-- Begin Supplied records --

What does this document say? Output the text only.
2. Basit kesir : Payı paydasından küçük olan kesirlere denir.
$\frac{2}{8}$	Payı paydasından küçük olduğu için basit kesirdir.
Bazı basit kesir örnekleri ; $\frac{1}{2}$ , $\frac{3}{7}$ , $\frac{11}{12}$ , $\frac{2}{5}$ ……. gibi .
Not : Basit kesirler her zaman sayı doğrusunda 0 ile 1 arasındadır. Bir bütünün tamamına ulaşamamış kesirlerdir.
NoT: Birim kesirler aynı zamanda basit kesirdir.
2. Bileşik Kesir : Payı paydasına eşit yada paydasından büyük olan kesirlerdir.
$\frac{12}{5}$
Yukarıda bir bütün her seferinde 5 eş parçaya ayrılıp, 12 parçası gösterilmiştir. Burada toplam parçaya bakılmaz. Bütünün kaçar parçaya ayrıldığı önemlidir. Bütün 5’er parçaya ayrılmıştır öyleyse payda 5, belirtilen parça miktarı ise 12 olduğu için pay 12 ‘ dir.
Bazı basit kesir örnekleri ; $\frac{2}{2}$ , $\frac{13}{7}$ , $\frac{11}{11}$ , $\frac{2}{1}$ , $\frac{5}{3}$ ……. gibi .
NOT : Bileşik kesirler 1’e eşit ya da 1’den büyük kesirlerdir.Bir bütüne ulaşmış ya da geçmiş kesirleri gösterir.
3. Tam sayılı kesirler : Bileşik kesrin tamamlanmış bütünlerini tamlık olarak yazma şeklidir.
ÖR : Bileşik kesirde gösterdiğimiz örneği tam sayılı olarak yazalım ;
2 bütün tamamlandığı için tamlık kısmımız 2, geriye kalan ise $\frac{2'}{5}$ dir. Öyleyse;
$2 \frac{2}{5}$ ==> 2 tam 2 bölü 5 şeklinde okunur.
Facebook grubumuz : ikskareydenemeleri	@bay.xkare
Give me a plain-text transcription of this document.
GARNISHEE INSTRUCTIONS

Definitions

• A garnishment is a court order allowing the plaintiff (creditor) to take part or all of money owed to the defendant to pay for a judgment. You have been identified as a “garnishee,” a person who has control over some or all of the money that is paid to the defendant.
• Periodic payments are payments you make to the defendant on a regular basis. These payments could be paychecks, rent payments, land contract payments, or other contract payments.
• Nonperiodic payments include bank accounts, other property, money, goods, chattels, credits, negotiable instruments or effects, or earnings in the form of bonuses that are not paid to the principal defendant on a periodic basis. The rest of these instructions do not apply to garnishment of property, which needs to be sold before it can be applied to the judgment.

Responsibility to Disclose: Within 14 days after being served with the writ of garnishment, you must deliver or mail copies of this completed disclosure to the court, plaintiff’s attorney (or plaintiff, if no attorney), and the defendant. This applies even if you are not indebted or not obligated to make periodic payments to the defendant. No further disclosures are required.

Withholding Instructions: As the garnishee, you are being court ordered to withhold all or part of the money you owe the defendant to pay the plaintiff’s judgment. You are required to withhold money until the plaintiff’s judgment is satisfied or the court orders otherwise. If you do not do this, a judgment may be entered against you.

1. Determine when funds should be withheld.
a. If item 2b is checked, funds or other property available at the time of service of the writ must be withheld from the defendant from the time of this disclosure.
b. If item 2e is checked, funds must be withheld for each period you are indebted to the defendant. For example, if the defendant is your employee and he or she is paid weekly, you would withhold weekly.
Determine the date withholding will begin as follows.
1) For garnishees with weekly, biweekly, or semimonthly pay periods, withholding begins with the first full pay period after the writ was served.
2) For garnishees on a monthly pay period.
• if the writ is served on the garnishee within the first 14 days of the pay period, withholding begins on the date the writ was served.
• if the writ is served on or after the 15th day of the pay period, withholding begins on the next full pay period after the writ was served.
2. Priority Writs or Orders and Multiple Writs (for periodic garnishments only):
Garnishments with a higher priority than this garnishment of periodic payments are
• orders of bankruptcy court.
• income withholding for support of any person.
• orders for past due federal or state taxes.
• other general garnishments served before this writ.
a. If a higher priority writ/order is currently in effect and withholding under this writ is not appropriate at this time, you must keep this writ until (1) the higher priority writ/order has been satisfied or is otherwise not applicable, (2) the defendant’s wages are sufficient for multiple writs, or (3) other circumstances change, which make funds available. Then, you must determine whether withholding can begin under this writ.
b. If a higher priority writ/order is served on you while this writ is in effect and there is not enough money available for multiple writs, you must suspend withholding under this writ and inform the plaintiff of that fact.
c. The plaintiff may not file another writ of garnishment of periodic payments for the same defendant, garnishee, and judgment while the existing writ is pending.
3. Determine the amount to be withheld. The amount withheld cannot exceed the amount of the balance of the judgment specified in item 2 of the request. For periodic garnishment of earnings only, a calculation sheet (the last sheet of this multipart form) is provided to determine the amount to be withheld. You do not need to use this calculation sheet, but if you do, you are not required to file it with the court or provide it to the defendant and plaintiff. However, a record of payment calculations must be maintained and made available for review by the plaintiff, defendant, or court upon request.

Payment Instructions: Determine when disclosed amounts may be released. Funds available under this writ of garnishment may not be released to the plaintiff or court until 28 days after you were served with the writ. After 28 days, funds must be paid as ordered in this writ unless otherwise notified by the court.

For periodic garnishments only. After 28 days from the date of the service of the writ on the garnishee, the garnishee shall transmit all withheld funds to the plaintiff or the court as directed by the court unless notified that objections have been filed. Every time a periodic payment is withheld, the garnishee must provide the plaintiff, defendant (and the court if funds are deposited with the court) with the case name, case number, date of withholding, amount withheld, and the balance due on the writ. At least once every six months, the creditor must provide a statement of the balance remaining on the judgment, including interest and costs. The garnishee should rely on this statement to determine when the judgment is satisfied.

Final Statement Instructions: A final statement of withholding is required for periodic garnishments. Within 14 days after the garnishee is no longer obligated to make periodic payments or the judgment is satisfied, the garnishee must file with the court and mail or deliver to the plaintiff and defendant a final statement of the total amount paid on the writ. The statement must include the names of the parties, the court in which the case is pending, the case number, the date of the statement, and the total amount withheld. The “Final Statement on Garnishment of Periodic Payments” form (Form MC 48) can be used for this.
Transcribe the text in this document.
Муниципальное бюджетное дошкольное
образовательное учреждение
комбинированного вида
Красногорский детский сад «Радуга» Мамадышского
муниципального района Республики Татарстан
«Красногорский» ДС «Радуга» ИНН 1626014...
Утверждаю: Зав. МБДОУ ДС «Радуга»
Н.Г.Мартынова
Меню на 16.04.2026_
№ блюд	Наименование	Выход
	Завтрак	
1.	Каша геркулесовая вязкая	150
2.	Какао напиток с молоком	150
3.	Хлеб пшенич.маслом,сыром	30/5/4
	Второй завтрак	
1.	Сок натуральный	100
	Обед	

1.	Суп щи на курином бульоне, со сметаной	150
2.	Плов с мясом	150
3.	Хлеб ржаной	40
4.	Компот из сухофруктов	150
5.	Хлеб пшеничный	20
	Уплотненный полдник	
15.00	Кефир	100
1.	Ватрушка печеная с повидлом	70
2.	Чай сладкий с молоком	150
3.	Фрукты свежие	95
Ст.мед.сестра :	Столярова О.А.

-- End Supplied records --

Output each entry precisely as given.

What does this document say? Output the text only.
2. Basit kesir : Payı paydasından küçük olan kesirlere denir.
$\frac{2}{8}$	Payı paydasından küçük olduğu için basit kesirdir.
Bazı basit kesir örnekleri ; $\frac{1}{2}$ , $\frac{3}{7}$ , $\frac{11}{12}$ , $\frac{2}{5}$ ……. gibi .
Not : Basit kesirler her zaman sayı doğrusunda 0 ile 1 arasındadır. Bir bütünün tamamına ulaşamamış kesirlerdir.
NoT: Birim kesirler aynı zamanda basit kesirdir.
2. Bileşik Kesir : Payı paydasına eşit yada paydasından büyük olan kesirlerdir.
$\frac{12}{5}$
Yukarıda bir bütün her seferinde 5 eş parçaya ayrılıp, 12 parçası gösterilmiştir. Burada toplam parçaya bakılmaz. Bütünün kaçar parçaya ayrıldığı önemlidir. Bütün 5’er parçaya ayrılmıştır öyleyse payda 5, belirtilen parça miktarı ise 12 olduğu için pay 12 ‘ dir.
Bazı basit kesir örnekleri ; $\frac{2}{2}$ , $\frac{13}{7}$ , $\frac{11}{11}$ , $\frac{2}{1}$ , $\frac{5}{3}$ ……. gibi .
NOT : Bileşik kesirler 1’e eşit ya da 1’den büyük kesirlerdir.Bir bütüne ulaşmış ya da geçmiş kesirleri gösterir.
3. Tam sayılı kesirler : Bileşik kesrin tamamlanmış bütünlerini tamlık olarak yazma şeklidir.
ÖR : Bileşik kesirde gösterdiğimiz örneği tam sayılı olarak yazalım ;
2 bütün tamamlandığı için tamlık kısmımız 2, geriye kalan ise $\frac{2'}{5}$ dir. Öyleyse;
$2 \frac{2}{5}$ ==> 2 tam 2 bölü 5 şeklinde okunur.
Facebook grubumuz : ikskareydenemeleri	@bay.xkare
Give me a plain-text transcription of this document.
GARNISHEE INSTRUCTIONS

Definitions

• A garnishment is a court order allowing the plaintiff (creditor) to take part or all of money owed to the defendant to pay for a judgment. You have been identified as a “garnishee,” a person who has control over some or all of the money that is paid to the defendant.
• Periodic payments are payments you make to the defendant on a regular basis. These payments could be paychecks, rent payments, land contract payments, or other contract payments.
• Nonperiodic payments include bank accounts, other property, money, goods, chattels, credits, negotiable instruments or effects, or earnings in the form of bonuses that are not paid to the principal defendant on a periodic basis. The rest of these instructions do not apply to garnishment of property, which needs to be sold before it can be applied to the judgment.

Responsibility to Disclose: Within 14 days after being served with the writ of garnishment, you must deliver or mail copies of this completed disclosure to the court, plaintiff’s attorney (or plaintiff, if no attorney), and the defendant. This applies even if you are not indebted or not obligated to make periodic payments to the defendant. No further disclosures are required.

Withholding Instructions: As the garnishee, you are being court ordered to withhold all or part of the money you owe the defendant to pay the plaintiff’s judgment. You are required to withhold money until the plaintiff’s judgment is satisfied or the court orders otherwise. If you do not do this, a judgment may be entered against you.

1. Determine when funds should be withheld.
a. If item 2b is checked, funds or other property available at the time of service of the writ must be withheld from the defendant from the time of this disclosure.
b. If item 2e is checked, funds must be withheld for each period you are indebted to the defendant. For example, if the defendant is your employee and he or she is paid weekly, you would withhold weekly.
Determine the date withholding will begin as follows.
1) For garnishees with weekly, biweekly, or semimonthly pay periods, withholding begins with the first full pay period after the writ was served.
2) For garnishees on a monthly pay period.
• if the writ is served on the garnishee within the first 14 days of the pay period, withholding begins on the date the writ was served.
• if the writ is served on or after the 15th day of the pay period, withholding begins on the next full pay period after the writ was served.
2. Priority Writs or Orders and Multiple Writs (for periodic garnishments only):
Garnishments with a higher priority than this garnishment of periodic payments are
• orders of bankruptcy court.
• income withholding for support of any person.
• orders for past due federal or state taxes.
• other general garnishments served before this writ.
a. If a higher priority writ/order is currently in effect and withholding under this writ is not appropriate at this time, you must keep this writ until (1) the higher priority writ/order has been satisfied or is otherwise not applicable, (2) the defendant’s wages are sufficient for multiple writs, or (3) other circumstances change, which make funds available. Then, you must determine whether withholding can begin under this writ.
b. If a higher priority writ/order is served on you while this writ is in effect and there is not enough money available for multiple writs, you must suspend withholding under this writ and inform the plaintiff of that fact.
c. The plaintiff may not file another writ of garnishment of periodic payments for the same defendant, garnishee, and judgment while the existing writ is pending.
3. Determine the amount to be withheld. The amount withheld cannot exceed the amount of the balance of the judgment specified in item 2 of the request. For periodic garnishment of earnings only, a calculation sheet (the last sheet of this multipart form) is provided to determine the amount to be withheld. You do not need to use this calculation sheet, but if you do, you are not required to file it with the court or provide it to the defendant and plaintiff. However, a record of payment calculations must be maintained and made available for review by the plaintiff, defendant, or court upon request.

Payment Instructions: Determine when disclosed amounts may be released. Funds available under this writ of garnishment may not be released to the plaintiff or court until 28 days after you were served with the writ. After 28 days, funds must be paid as ordered in this writ unless otherwise notified by the court.

For periodic garnishments only. After 28 days from the date of the service of the writ on the garnishee, the garnishee shall transmit all withheld funds to the plaintiff or the court as directed by the court unless notified that objections have been filed. Every time a periodic payment is withheld, the garnishee must provide the plaintiff, defendant (and the court if funds are deposited with the court) with the case name, case number, date of withholding, amount withheld, and the balance due on the writ. At least once every six months, the creditor must provide a statement of the balance remaining on the judgment, including interest and costs. The garnishee should rely on this statement to determine when the judgment is satisfied.

Final Statement Instructions: A final statement of withholding is required for periodic garnishments. Within 14 days after the garnishee is no longer obligated to make periodic payments or the judgment is satisfied, the garnishee must file with the court and mail or deliver to the plaintiff and defendant a final statement of the total amount paid on the writ. The statement must include the names of the parties, the court in which the case is pending, the case number, the date of the statement, and the total amount withheld. The “Final Statement on Garnishment of Periodic Payments” form (Form MC 48) can be used for this.
Transcribe the text in this document.
Муниципальное бюджетное дошкольное
образовательное учреждение
комбинированного вида
Красногорский детский сад «Радуга» Мамадышского
муниципального района Республики Татарстан
«Красногорский» ДС «Радуга» ИНН 1626014...
Утверждаю: Зав. МБДОУ ДС «Радуга»
Н.Г.Мартынова
Меню на 16.04.2026_
№ блюд	Наименование	Выход
	Завтрак	
1.	Каша геркулесовая вязкая	150
2.	Какао напиток с молоком	150
3.	Хлеб пшенич.маслом,сыром	30/5/4
	Второй завтрак	
1.	Сок натуральный	100
	Обед	

1.	Суп щи на курином бульоне, со сметаной	150
2.	Плов с мясом	150
3.	Хлеб ржаной	40
4.	Компот из сухофруктов	150
5.	Хлеб пшеничный	20
	Уплотненный полдник	
15.00	Кефир	100
1.	Ватрушка печеная с повидлом	70
2.	Чай сладкий с молоком	150
3.	Фрукты свежие	95
Ст.мед.сестра :	Столярова О.А.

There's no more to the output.